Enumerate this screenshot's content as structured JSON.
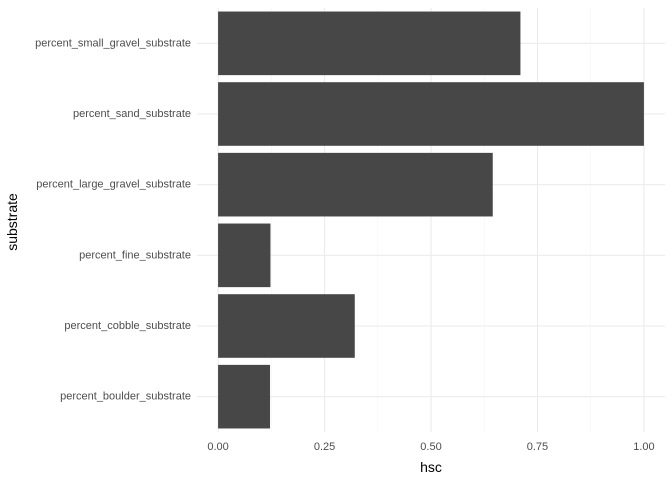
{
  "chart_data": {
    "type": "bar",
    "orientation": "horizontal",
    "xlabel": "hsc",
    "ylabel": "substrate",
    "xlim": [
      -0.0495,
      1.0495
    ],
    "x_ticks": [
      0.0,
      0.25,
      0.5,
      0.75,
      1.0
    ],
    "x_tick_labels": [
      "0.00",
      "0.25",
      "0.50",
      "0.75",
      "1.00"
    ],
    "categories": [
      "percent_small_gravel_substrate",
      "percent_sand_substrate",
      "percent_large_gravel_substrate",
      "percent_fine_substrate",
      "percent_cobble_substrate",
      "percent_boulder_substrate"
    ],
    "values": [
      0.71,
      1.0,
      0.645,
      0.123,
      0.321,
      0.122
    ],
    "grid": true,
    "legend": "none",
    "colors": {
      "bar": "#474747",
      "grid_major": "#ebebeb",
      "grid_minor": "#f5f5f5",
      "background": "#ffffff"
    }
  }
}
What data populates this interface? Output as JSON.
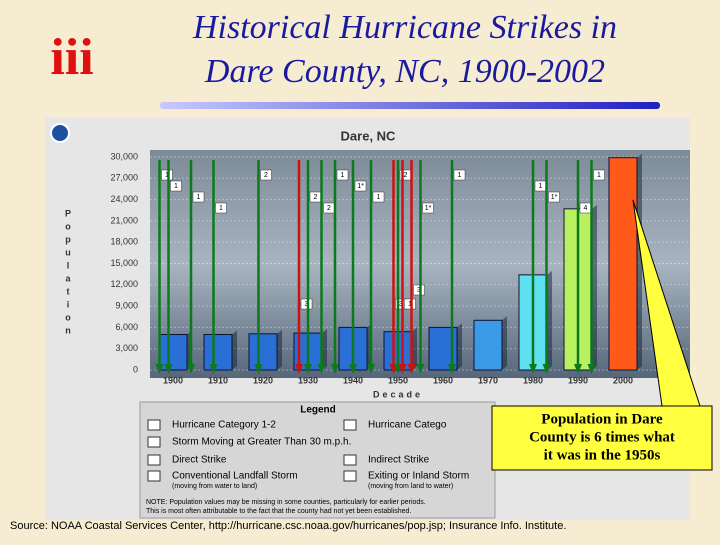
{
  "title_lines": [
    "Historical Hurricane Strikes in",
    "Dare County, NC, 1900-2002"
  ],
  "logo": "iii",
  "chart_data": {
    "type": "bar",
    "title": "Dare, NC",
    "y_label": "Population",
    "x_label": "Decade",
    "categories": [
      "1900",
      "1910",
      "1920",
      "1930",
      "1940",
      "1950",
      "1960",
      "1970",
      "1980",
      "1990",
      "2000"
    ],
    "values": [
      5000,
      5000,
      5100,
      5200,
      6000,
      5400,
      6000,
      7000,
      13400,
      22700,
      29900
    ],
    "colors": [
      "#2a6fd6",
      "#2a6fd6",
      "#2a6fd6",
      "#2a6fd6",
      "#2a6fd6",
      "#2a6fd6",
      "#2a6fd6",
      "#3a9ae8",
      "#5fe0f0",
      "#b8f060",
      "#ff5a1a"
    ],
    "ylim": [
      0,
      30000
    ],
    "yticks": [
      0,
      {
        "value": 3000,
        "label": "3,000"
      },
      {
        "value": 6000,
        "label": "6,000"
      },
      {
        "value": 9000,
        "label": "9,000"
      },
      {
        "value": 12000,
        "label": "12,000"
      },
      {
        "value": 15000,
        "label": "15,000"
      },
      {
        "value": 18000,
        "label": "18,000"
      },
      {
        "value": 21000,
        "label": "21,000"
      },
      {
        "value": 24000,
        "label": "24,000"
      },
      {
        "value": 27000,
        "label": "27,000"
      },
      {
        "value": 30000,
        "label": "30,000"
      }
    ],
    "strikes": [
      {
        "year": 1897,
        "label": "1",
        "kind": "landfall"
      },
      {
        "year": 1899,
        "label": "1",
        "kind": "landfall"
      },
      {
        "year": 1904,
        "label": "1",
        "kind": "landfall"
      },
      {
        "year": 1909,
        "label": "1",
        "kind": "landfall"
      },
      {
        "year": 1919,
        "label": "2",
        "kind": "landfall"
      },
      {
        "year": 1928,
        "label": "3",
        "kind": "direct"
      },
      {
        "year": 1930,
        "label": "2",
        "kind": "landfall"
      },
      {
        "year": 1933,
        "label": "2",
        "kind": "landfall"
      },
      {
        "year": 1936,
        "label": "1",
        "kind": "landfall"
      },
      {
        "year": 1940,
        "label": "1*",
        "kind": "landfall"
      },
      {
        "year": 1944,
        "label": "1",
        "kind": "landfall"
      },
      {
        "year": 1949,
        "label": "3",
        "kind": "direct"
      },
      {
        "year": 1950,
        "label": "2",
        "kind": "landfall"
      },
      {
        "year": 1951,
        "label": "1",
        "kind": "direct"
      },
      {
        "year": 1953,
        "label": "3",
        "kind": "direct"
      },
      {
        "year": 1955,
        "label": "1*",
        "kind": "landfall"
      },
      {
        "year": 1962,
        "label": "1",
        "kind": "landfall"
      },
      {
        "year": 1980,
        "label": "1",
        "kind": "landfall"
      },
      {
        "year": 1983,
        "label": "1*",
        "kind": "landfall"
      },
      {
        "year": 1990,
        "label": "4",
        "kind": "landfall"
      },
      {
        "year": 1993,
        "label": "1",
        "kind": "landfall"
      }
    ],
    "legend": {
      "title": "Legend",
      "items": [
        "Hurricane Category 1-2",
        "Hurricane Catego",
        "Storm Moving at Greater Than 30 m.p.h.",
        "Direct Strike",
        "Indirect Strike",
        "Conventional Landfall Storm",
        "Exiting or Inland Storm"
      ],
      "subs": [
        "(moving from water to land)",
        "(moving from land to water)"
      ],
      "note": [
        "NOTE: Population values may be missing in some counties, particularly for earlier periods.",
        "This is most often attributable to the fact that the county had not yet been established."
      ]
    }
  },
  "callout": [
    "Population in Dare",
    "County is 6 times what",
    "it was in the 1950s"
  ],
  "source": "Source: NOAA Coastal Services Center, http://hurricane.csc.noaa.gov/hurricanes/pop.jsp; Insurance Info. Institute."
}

──────────────────────────────

• Goal
Write out each line again precisely as it appears, skipping every picture.

• Solution to this problem
Enumerate this screenshot's content as structured JSON.
{
  "chart_data": {
    "type": "bar",
    "orientation": "horizontal",
    "xlabel": "hsc",
    "ylabel": "substrate",
    "xlim": [
      -0.0495,
      1.0495
    ],
    "x_ticks": [
      0.0,
      0.25,
      0.5,
      0.75,
      1.0
    ],
    "x_tick_labels": [
      "0.00",
      "0.25",
      "0.50",
      "0.75",
      "1.00"
    ],
    "categories": [
      "percent_small_gravel_substrate",
      "percent_sand_substrate",
      "percent_large_gravel_substrate",
      "percent_fine_substrate",
      "percent_cobble_substrate",
      "percent_boulder_substrate"
    ],
    "values": [
      0.71,
      1.0,
      0.645,
      0.123,
      0.321,
      0.122
    ],
    "grid": true,
    "legend": "none",
    "colors": {
      "bar": "#474747",
      "grid_major": "#ebebeb",
      "grid_minor": "#f5f5f5",
      "background": "#ffffff"
    }
  }
}
What data populates this interface? Output as JSON.
{
  "title_lines": [
    "Historical Hurricane Strikes in",
    "Dare County, NC, 1900-2002"
  ],
  "logo": "iii",
  "chart_data": {
    "type": "bar",
    "title": "Dare, NC",
    "y_label": "Population",
    "x_label": "Decade",
    "categories": [
      "1900",
      "1910",
      "1920",
      "1930",
      "1940",
      "1950",
      "1960",
      "1970",
      "1980",
      "1990",
      "2000"
    ],
    "values": [
      5000,
      5000,
      5100,
      5200,
      6000,
      5400,
      6000,
      7000,
      13400,
      22700,
      29900
    ],
    "colors": [
      "#2a6fd6",
      "#2a6fd6",
      "#2a6fd6",
      "#2a6fd6",
      "#2a6fd6",
      "#2a6fd6",
      "#2a6fd6",
      "#3a9ae8",
      "#5fe0f0",
      "#b8f060",
      "#ff5a1a"
    ],
    "ylim": [
      0,
      30000
    ],
    "yticks": [
      0,
      {
        "value": 3000,
        "label": "3,000"
      },
      {
        "value": 6000,
        "label": "6,000"
      },
      {
        "value": 9000,
        "label": "9,000"
      },
      {
        "value": 12000,
        "label": "12,000"
      },
      {
        "value": 15000,
        "label": "15,000"
      },
      {
        "value": 18000,
        "label": "18,000"
      },
      {
        "value": 21000,
        "label": "21,000"
      },
      {
        "value": 24000,
        "label": "24,000"
      },
      {
        "value": 27000,
        "label": "27,000"
      },
      {
        "value": 30000,
        "label": "30,000"
      }
    ],
    "strikes": [
      {
        "year": 1897,
        "label": "1",
        "kind": "landfall"
      },
      {
        "year": 1899,
        "label": "1",
        "kind": "landfall"
      },
      {
        "year": 1904,
        "label": "1",
        "kind": "landfall"
      },
      {
        "year": 1909,
        "label": "1",
        "kind": "landfall"
      },
      {
        "year": 1919,
        "label": "2",
        "kind": "landfall"
      },
      {
        "year": 1928,
        "label": "3",
        "kind": "direct"
      },
      {
        "year": 1930,
        "label": "2",
        "kind": "landfall"
      },
      {
        "year": 1933,
        "label": "2",
        "kind": "landfall"
      },
      {
        "year": 1936,
        "label": "1",
        "kind": "landfall"
      },
      {
        "year": 1940,
        "label": "1*",
        "kind": "landfall"
      },
      {
        "year": 1944,
        "label": "1",
        "kind": "landfall"
      },
      {
        "year": 1949,
        "label": "3",
        "kind": "direct"
      },
      {
        "year": 1950,
        "label": "2",
        "kind": "landfall"
      },
      {
        "year": 1951,
        "label": "1",
        "kind": "direct"
      },
      {
        "year": 1953,
        "label": "3",
        "kind": "direct"
      },
      {
        "year": 1955,
        "label": "1*",
        "kind": "landfall"
      },
      {
        "year": 1962,
        "label": "1",
        "kind": "landfall"
      },
      {
        "year": 1980,
        "label": "1",
        "kind": "landfall"
      },
      {
        "year": 1983,
        "label": "1*",
        "kind": "landfall"
      },
      {
        "year": 1990,
        "label": "4",
        "kind": "landfall"
      },
      {
        "year": 1993,
        "label": "1",
        "kind": "landfall"
      }
    ],
    "legend": {
      "title": "Legend",
      "items": [
        "Hurricane Category 1-2",
        "Hurricane Catego",
        "Storm Moving at Greater Than 30 m.p.h.",
        "Direct Strike",
        "Indirect Strike",
        "Conventional Landfall Storm",
        "Exiting or Inland Storm"
      ],
      "subs": [
        "(moving from water to land)",
        "(moving from land to water)"
      ],
      "note": [
        "NOTE: Population values may be missing in some counties, particularly for earlier periods.",
        "This is most often attributable to the fact that the county had not yet been established."
      ]
    }
  },
  "callout": [
    "Population in Dare",
    "County is 6 times what",
    "it was in the 1950s"
  ],
  "source": "Source: NOAA Coastal Services Center, http://hurricane.csc.noaa.gov/hurricanes/pop.jsp; Insurance Info. Institute."
}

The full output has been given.